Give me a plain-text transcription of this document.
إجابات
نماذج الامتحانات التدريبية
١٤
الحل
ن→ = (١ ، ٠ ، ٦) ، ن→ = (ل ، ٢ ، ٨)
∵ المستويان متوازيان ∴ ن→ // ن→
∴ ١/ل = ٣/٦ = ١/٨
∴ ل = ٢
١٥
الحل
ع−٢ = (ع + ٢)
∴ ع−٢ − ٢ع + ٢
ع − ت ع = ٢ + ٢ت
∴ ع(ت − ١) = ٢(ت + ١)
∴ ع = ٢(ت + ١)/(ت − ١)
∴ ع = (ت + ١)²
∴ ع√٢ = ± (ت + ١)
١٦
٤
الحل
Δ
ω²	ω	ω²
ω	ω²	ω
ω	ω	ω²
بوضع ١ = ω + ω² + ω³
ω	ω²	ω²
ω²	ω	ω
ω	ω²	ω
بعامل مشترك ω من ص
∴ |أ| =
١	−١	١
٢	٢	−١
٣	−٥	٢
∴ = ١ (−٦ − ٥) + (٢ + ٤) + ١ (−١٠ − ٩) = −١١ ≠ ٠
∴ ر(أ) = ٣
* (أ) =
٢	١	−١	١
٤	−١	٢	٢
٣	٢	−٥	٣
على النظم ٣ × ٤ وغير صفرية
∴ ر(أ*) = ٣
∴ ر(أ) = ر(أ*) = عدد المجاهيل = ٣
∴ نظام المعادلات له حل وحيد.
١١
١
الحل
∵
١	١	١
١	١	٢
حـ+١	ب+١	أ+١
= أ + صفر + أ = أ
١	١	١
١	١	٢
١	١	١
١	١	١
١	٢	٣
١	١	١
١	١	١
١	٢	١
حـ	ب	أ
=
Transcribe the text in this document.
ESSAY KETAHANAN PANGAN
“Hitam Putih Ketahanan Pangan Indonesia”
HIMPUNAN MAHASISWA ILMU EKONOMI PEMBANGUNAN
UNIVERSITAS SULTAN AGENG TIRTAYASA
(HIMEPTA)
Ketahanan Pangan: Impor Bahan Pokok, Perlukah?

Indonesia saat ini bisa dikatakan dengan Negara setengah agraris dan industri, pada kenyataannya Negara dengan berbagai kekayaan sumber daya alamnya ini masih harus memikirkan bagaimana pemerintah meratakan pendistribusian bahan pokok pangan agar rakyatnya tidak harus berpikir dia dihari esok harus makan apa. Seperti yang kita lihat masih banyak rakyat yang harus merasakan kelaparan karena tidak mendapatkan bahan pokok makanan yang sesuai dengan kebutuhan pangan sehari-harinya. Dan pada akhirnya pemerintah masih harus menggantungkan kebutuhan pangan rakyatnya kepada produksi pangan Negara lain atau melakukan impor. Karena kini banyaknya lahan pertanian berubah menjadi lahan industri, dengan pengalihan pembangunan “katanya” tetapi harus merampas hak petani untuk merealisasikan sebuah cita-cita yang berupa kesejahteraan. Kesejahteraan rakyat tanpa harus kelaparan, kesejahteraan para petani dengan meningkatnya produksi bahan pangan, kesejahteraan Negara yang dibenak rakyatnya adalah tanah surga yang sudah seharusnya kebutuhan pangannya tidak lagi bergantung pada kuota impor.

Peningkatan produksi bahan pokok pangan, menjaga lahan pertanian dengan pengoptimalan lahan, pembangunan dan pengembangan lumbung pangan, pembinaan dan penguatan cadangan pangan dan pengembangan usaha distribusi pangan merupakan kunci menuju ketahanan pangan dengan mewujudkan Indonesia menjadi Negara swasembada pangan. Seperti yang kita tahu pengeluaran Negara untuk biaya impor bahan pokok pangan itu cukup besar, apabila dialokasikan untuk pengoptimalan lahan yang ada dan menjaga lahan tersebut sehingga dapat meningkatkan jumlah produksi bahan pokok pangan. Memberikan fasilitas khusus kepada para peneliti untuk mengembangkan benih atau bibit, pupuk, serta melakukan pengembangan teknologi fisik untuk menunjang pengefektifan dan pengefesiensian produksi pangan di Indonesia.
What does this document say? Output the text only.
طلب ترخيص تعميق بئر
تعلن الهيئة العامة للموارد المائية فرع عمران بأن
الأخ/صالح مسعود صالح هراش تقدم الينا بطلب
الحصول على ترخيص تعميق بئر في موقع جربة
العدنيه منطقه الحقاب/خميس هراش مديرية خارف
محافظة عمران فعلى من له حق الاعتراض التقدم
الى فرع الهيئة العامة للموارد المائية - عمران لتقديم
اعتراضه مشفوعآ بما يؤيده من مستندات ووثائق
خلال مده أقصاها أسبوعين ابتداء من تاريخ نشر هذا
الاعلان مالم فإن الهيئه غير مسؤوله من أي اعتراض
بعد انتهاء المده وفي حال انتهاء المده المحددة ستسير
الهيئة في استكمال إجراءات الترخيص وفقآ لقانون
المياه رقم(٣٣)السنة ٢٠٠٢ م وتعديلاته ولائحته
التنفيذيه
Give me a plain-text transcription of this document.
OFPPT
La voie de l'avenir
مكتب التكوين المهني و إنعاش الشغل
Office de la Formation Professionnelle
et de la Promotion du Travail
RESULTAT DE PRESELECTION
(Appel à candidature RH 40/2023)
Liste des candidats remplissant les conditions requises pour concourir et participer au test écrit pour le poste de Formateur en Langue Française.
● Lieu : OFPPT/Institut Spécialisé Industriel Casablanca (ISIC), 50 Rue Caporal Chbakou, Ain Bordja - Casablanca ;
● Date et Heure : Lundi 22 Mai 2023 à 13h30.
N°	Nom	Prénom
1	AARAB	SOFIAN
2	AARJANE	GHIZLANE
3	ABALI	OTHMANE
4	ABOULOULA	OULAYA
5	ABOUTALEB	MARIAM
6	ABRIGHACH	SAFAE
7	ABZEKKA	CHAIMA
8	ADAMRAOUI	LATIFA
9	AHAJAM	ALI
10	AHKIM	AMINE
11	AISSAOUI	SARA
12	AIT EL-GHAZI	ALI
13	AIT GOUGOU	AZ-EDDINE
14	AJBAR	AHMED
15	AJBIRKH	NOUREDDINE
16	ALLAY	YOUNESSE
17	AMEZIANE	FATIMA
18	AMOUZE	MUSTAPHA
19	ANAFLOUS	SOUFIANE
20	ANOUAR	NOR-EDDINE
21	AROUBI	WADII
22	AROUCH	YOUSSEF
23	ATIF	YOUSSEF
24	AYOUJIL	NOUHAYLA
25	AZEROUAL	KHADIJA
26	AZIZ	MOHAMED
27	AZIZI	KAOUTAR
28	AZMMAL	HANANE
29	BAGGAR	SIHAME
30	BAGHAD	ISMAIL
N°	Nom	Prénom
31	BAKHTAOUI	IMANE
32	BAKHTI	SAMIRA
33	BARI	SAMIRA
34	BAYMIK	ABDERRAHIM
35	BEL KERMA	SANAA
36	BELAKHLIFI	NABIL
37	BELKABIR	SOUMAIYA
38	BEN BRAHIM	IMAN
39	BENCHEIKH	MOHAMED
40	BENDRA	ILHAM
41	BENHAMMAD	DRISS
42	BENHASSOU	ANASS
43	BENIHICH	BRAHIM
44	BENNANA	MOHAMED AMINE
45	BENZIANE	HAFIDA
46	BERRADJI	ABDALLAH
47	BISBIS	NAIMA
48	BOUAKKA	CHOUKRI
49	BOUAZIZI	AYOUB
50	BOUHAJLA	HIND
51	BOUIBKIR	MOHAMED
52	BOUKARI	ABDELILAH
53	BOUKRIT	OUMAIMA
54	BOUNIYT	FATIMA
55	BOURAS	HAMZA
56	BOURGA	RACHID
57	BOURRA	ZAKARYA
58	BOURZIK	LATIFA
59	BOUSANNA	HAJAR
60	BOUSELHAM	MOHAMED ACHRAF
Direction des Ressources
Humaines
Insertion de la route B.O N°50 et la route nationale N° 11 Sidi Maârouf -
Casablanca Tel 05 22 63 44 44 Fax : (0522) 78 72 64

Goal |
In the listing, find each line with the string "للموارد" and copy it.

Task output |
تعلن الهيئة العامة للموارد المائية فرع عمران بأن
الى فرع الهيئة العامة للموارد المائية - عمران لتقديم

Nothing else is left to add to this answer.